**Listing:**
§
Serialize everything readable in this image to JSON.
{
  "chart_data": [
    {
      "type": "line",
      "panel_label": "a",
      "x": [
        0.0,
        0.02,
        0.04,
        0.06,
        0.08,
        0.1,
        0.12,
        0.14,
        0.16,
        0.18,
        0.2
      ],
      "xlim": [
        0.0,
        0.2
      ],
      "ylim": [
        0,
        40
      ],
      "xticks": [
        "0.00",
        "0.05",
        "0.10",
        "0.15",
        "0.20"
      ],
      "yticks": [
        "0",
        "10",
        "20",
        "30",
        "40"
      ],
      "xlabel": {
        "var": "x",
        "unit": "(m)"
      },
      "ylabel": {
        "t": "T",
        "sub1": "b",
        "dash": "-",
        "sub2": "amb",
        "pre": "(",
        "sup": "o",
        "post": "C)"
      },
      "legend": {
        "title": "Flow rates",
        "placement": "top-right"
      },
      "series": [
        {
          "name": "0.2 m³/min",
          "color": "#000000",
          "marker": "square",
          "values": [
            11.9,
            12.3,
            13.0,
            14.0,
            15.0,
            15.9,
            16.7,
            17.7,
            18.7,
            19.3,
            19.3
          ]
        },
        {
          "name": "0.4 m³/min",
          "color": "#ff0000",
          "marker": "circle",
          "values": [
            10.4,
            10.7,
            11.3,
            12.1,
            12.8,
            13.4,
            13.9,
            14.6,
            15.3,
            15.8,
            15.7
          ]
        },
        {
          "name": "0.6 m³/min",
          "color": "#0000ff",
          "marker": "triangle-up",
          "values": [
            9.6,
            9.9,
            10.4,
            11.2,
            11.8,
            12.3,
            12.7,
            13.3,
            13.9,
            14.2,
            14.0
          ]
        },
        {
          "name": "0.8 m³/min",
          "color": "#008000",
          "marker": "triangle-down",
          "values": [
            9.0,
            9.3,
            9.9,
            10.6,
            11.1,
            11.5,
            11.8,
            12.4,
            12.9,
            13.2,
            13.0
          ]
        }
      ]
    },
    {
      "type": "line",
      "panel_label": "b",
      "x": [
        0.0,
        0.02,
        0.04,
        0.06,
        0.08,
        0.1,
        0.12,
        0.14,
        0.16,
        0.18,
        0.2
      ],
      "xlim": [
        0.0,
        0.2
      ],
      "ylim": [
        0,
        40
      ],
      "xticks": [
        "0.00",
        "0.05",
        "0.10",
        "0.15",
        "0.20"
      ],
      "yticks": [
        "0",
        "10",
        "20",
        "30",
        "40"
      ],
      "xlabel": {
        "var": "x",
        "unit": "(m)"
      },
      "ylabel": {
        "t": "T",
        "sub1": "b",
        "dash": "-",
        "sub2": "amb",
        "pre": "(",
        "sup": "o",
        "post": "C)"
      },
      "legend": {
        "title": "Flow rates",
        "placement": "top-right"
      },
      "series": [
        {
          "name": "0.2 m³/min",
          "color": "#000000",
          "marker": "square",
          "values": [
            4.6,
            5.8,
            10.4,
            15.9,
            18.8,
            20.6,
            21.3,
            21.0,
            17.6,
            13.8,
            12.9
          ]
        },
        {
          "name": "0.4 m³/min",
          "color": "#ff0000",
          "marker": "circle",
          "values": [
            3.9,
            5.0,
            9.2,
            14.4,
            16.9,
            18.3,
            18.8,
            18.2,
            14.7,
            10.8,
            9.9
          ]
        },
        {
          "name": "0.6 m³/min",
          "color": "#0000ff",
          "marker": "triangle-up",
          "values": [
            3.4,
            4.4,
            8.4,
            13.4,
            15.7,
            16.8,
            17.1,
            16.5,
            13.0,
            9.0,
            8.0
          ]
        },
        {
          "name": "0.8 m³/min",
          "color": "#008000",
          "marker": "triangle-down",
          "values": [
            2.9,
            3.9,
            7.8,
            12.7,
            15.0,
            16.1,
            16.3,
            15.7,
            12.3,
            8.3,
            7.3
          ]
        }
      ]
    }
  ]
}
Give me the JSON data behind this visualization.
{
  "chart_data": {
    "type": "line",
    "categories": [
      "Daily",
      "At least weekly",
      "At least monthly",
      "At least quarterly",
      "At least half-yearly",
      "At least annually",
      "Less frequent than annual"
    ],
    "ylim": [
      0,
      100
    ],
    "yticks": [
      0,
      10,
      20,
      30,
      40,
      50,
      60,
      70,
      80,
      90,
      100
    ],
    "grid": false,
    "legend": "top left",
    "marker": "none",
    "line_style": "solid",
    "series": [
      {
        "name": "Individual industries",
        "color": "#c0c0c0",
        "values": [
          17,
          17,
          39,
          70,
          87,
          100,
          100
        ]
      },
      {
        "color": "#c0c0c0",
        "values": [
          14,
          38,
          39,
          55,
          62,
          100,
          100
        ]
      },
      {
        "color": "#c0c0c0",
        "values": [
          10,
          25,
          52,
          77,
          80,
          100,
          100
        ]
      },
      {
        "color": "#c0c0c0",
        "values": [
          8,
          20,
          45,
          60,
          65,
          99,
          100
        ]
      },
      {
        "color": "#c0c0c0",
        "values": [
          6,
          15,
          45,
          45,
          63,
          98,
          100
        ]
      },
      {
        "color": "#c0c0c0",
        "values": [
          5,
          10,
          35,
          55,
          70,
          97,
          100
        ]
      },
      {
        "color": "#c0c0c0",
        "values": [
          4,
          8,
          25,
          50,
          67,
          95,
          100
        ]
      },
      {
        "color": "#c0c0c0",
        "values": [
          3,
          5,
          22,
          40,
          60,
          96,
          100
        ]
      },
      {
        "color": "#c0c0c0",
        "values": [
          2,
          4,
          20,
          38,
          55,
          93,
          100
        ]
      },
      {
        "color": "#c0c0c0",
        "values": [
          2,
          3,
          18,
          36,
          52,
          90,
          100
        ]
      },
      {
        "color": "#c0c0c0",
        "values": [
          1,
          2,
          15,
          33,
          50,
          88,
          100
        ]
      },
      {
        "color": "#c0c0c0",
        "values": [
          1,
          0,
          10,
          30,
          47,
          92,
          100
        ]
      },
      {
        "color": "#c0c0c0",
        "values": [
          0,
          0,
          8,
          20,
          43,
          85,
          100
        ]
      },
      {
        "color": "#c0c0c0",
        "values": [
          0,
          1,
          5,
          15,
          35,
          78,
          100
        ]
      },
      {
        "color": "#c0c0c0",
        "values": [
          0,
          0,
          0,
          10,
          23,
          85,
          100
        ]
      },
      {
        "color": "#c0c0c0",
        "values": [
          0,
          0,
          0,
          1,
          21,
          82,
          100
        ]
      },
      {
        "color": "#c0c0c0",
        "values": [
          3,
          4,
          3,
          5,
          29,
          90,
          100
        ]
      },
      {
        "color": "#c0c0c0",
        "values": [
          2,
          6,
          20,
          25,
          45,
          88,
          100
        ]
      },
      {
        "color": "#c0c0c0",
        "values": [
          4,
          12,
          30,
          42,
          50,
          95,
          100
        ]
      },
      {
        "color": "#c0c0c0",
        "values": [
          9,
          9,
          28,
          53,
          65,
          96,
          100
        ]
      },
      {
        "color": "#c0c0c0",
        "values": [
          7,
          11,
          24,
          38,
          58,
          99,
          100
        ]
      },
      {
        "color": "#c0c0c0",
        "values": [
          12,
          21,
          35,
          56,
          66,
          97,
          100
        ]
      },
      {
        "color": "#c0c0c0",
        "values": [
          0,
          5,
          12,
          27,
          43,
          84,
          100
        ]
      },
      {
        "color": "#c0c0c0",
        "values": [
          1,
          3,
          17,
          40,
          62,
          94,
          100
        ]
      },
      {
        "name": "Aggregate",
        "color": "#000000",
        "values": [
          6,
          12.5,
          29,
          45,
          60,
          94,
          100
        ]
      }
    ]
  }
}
§
**Problem details:** Take the data above and return it exactly.

**Answer to the exercise:**
Serialize everything readable in this image to JSON.
{
  "chart_data": [
    {
      "type": "line",
      "panel_label": "a",
      "x": [
        0.0,
        0.02,
        0.04,
        0.06,
        0.08,
        0.1,
        0.12,
        0.14,
        0.16,
        0.18,
        0.2
      ],
      "xlim": [
        0.0,
        0.2
      ],
      "ylim": [
        0,
        40
      ],
      "xticks": [
        "0.00",
        "0.05",
        "0.10",
        "0.15",
        "0.20"
      ],
      "yticks": [
        "0",
        "10",
        "20",
        "30",
        "40"
      ],
      "xlabel": {
        "var": "x",
        "unit": "(m)"
      },
      "ylabel": {
        "t": "T",
        "sub1": "b",
        "dash": "-",
        "sub2": "amb",
        "pre": "(",
        "sup": "o",
        "post": "C)"
      },
      "legend": {
        "title": "Flow rates",
        "placement": "top-right"
      },
      "series": [
        {
          "name": "0.2 m³/min",
          "color": "#000000",
          "marker": "square",
          "values": [
            11.9,
            12.3,
            13.0,
            14.0,
            15.0,
            15.9,
            16.7,
            17.7,
            18.7,
            19.3,
            19.3
          ]
        },
        {
          "name": "0.4 m³/min",
          "color": "#ff0000",
          "marker": "circle",
          "values": [
            10.4,
            10.7,
            11.3,
            12.1,
            12.8,
            13.4,
            13.9,
            14.6,
            15.3,
            15.8,
            15.7
          ]
        },
        {
          "name": "0.6 m³/min",
          "color": "#0000ff",
          "marker": "triangle-up",
          "values": [
            9.6,
            9.9,
            10.4,
            11.2,
            11.8,
            12.3,
            12.7,
            13.3,
            13.9,
            14.2,
            14.0
          ]
        },
        {
          "name": "0.8 m³/min",
          "color": "#008000",
          "marker": "triangle-down",
          "values": [
            9.0,
            9.3,
            9.9,
            10.6,
            11.1,
            11.5,
            11.8,
            12.4,
            12.9,
            13.2,
            13.0
          ]
        }
      ]
    },
    {
      "type": "line",
      "panel_label": "b",
      "x": [
        0.0,
        0.02,
        0.04,
        0.06,
        0.08,
        0.1,
        0.12,
        0.14,
        0.16,
        0.18,
        0.2
      ],
      "xlim": [
        0.0,
        0.2
      ],
      "ylim": [
        0,
        40
      ],
      "xticks": [
        "0.00",
        "0.05",
        "0.10",
        "0.15",
        "0.20"
      ],
      "yticks": [
        "0",
        "10",
        "20",
        "30",
        "40"
      ],
      "xlabel": {
        "var": "x",
        "unit": "(m)"
      },
      "ylabel": {
        "t": "T",
        "sub1": "b",
        "dash": "-",
        "sub2": "amb",
        "pre": "(",
        "sup": "o",
        "post": "C)"
      },
      "legend": {
        "title": "Flow rates",
        "placement": "top-right"
      },
      "series": [
        {
          "name": "0.2 m³/min",
          "color": "#000000",
          "marker": "square",
          "values": [
            4.6,
            5.8,
            10.4,
            15.9,
            18.8,
            20.6,
            21.3,
            21.0,
            17.6,
            13.8,
            12.9
          ]
        },
        {
          "name": "0.4 m³/min",
          "color": "#ff0000",
          "marker": "circle",
          "values": [
            3.9,
            5.0,
            9.2,
            14.4,
            16.9,
            18.3,
            18.8,
            18.2,
            14.7,
            10.8,
            9.9
          ]
        },
        {
          "name": "0.6 m³/min",
          "color": "#0000ff",
          "marker": "triangle-up",
          "values": [
            3.4,
            4.4,
            8.4,
            13.4,
            15.7,
            16.8,
            17.1,
            16.5,
            13.0,
            9.0,
            8.0
          ]
        },
        {
          "name": "0.8 m³/min",
          "color": "#008000",
          "marker": "triangle-down",
          "values": [
            2.9,
            3.9,
            7.8,
            12.7,
            15.0,
            16.1,
            16.3,
            15.7,
            12.3,
            8.3,
            7.3
          ]
        }
      ]
    }
  ]
}
Give me the JSON data behind this visualization.
{
  "chart_data": {
    "type": "line",
    "categories": [
      "Daily",
      "At least weekly",
      "At least monthly",
      "At least quarterly",
      "At least half-yearly",
      "At least annually",
      "Less frequent than annual"
    ],
    "ylim": [
      0,
      100
    ],
    "yticks": [
      0,
      10,
      20,
      30,
      40,
      50,
      60,
      70,
      80,
      90,
      100
    ],
    "grid": false,
    "legend": "top left",
    "marker": "none",
    "line_style": "solid",
    "series": [
      {
        "name": "Individual industries",
        "color": "#c0c0c0",
        "values": [
          17,
          17,
          39,
          70,
          87,
          100,
          100
        ]
      },
      {
        "color": "#c0c0c0",
        "values": [
          14,
          38,
          39,
          55,
          62,
          100,
          100
        ]
      },
      {
        "color": "#c0c0c0",
        "values": [
          10,
          25,
          52,
          77,
          80,
          100,
          100
        ]
      },
      {
        "color": "#c0c0c0",
        "values": [
          8,
          20,
          45,
          60,
          65,
          99,
          100
        ]
      },
      {
        "color": "#c0c0c0",
        "values": [
          6,
          15,
          45,
          45,
          63,
          98,
          100
        ]
      },
      {
        "color": "#c0c0c0",
        "values": [
          5,
          10,
          35,
          55,
          70,
          97,
          100
        ]
      },
      {
        "color": "#c0c0c0",
        "values": [
          4,
          8,
          25,
          50,
          67,
          95,
          100
        ]
      },
      {
        "color": "#c0c0c0",
        "values": [
          3,
          5,
          22,
          40,
          60,
          96,
          100
        ]
      },
      {
        "color": "#c0c0c0",
        "values": [
          2,
          4,
          20,
          38,
          55,
          93,
          100
        ]
      },
      {
        "color": "#c0c0c0",
        "values": [
          2,
          3,
          18,
          36,
          52,
          90,
          100
        ]
      },
      {
        "color": "#c0c0c0",
        "values": [
          1,
          2,
          15,
          33,
          50,
          88,
          100
        ]
      },
      {
        "color": "#c0c0c0",
        "values": [
          1,
          0,
          10,
          30,
          47,
          92,
          100
        ]
      },
      {
        "color": "#c0c0c0",
        "values": [
          0,
          0,
          8,
          20,
          43,
          85,
          100
        ]
      },
      {
        "color": "#c0c0c0",
        "values": [
          0,
          1,
          5,
          15,
          35,
          78,
          100
        ]
      },
      {
        "color": "#c0c0c0",
        "values": [
          0,
          0,
          0,
          10,
          23,
          85,
          100
        ]
      },
      {
        "color": "#c0c0c0",
        "values": [
          0,
          0,
          0,
          1,
          21,
          82,
          100
        ]
      },
      {
        "color": "#c0c0c0",
        "values": [
          3,
          4,
          3,
          5,
          29,
          90,
          100
        ]
      },
      {
        "color": "#c0c0c0",
        "values": [
          2,
          6,
          20,
          25,
          45,
          88,
          100
        ]
      },
      {
        "color": "#c0c0c0",
        "values": [
          4,
          12,
          30,
          42,
          50,
          95,
          100
        ]
      },
      {
        "color": "#c0c0c0",
        "values": [
          9,
          9,
          28,
          53,
          65,
          96,
          100
        ]
      },
      {
        "color": "#c0c0c0",
        "values": [
          7,
          11,
          24,
          38,
          58,
          99,
          100
        ]
      },
      {
        "color": "#c0c0c0",
        "values": [
          12,
          21,
          35,
          56,
          66,
          97,
          100
        ]
      },
      {
        "color": "#c0c0c0",
        "values": [
          0,
          5,
          12,
          27,
          43,
          84,
          100
        ]
      },
      {
        "color": "#c0c0c0",
        "values": [
          1,
          3,
          17,
          40,
          62,
          94,
          100
        ]
      },
      {
        "name": "Aggregate",
        "color": "#000000",
        "values": [
          6,
          12.5,
          29,
          45,
          60,
          94,
          100
        ]
      }
    ]
  }
}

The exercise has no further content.